:: Raw records ::
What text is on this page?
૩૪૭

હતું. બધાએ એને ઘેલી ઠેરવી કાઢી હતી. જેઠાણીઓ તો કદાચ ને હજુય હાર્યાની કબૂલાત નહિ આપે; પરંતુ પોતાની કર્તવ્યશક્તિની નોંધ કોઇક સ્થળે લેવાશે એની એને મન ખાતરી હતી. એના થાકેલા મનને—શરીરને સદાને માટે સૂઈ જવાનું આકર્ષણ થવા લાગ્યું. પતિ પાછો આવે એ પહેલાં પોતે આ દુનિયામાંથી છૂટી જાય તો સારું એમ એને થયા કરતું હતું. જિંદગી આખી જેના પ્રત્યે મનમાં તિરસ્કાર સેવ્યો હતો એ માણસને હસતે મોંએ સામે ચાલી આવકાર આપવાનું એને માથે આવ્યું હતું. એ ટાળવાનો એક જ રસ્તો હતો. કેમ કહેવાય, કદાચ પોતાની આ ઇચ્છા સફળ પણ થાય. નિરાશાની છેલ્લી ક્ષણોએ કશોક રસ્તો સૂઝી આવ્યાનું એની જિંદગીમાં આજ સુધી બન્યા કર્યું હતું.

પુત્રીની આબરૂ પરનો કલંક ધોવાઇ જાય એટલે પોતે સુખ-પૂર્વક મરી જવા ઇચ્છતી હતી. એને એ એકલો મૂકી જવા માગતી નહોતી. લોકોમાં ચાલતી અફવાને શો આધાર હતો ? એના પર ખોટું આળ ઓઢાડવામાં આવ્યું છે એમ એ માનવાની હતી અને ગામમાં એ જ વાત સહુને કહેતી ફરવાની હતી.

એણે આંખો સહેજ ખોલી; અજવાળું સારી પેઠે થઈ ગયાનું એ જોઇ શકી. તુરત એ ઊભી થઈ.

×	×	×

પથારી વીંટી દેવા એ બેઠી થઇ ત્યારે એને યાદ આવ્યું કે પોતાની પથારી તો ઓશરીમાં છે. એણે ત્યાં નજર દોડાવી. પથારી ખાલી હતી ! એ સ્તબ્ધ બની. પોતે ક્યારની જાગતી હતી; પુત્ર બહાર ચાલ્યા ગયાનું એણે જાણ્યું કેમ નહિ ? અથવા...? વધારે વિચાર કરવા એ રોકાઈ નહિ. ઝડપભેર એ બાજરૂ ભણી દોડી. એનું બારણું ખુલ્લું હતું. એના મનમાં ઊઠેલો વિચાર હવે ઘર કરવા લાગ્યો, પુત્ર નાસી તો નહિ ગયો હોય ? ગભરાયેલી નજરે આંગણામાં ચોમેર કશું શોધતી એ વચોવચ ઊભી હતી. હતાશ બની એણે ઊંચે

* * *

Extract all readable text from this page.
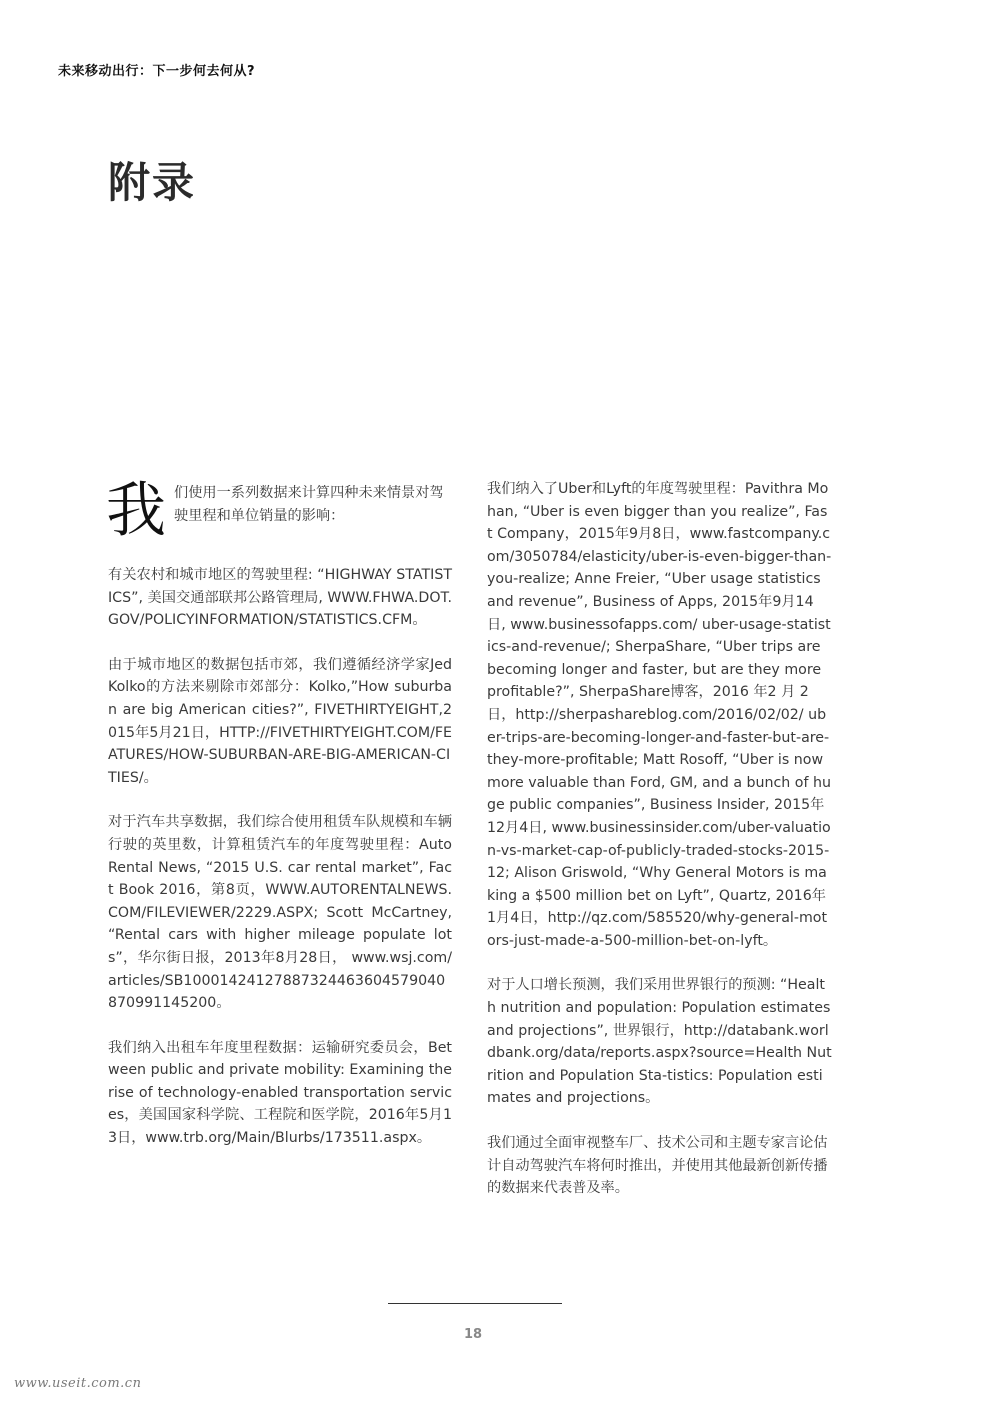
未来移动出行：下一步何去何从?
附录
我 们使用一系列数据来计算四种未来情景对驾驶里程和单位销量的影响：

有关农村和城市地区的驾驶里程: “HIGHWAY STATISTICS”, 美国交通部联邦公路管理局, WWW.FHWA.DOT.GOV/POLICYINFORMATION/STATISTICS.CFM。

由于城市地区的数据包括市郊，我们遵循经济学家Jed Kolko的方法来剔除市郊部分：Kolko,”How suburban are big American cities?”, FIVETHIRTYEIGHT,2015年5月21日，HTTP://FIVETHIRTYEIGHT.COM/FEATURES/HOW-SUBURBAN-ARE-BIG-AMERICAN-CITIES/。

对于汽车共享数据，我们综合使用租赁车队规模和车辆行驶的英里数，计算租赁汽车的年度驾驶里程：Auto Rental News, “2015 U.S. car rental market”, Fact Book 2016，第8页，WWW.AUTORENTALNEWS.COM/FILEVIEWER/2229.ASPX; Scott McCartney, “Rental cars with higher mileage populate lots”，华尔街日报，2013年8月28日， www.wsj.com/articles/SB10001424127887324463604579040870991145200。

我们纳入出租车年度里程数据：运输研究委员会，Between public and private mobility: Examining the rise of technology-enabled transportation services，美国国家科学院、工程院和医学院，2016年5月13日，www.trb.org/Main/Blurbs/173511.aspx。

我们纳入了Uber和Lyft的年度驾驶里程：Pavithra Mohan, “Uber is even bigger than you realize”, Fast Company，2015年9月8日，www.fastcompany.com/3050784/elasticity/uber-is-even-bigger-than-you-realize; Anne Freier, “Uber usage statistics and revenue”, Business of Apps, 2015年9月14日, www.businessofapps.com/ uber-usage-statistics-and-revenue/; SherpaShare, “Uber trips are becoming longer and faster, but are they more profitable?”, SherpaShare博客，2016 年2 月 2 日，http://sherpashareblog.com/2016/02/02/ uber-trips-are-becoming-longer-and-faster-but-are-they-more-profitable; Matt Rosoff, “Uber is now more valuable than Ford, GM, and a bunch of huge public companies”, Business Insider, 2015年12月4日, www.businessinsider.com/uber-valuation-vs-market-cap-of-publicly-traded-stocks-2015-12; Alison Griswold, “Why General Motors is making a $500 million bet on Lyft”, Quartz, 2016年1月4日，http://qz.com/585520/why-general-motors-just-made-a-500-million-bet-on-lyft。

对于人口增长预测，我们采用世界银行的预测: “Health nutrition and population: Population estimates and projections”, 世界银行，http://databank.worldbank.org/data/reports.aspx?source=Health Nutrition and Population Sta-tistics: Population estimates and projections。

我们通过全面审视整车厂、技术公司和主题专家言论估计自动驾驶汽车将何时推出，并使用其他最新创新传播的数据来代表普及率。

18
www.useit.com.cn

---

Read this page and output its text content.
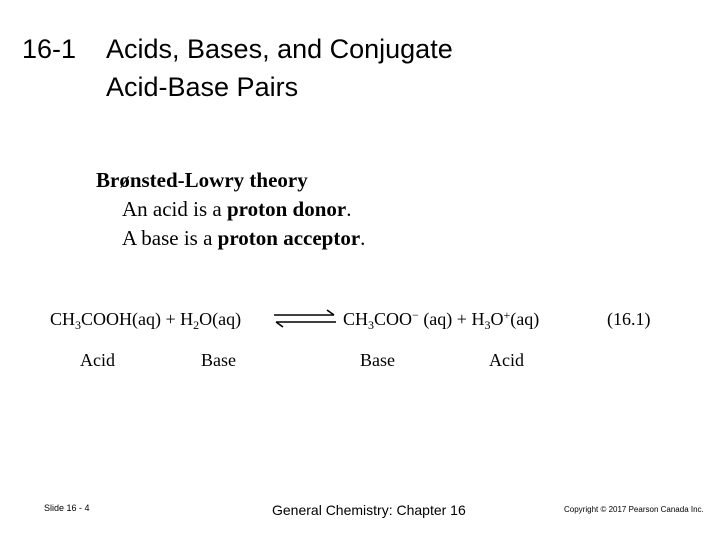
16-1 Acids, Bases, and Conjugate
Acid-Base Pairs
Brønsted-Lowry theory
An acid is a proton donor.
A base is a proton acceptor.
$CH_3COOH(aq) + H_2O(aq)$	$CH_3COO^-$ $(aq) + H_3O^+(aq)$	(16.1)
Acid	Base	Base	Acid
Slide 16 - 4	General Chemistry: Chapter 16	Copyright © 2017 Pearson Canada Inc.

:: Problem to solve ::
Tally the lines of the records holding the word "market", then give only the resulting number.

:: Solution to this problem ::
2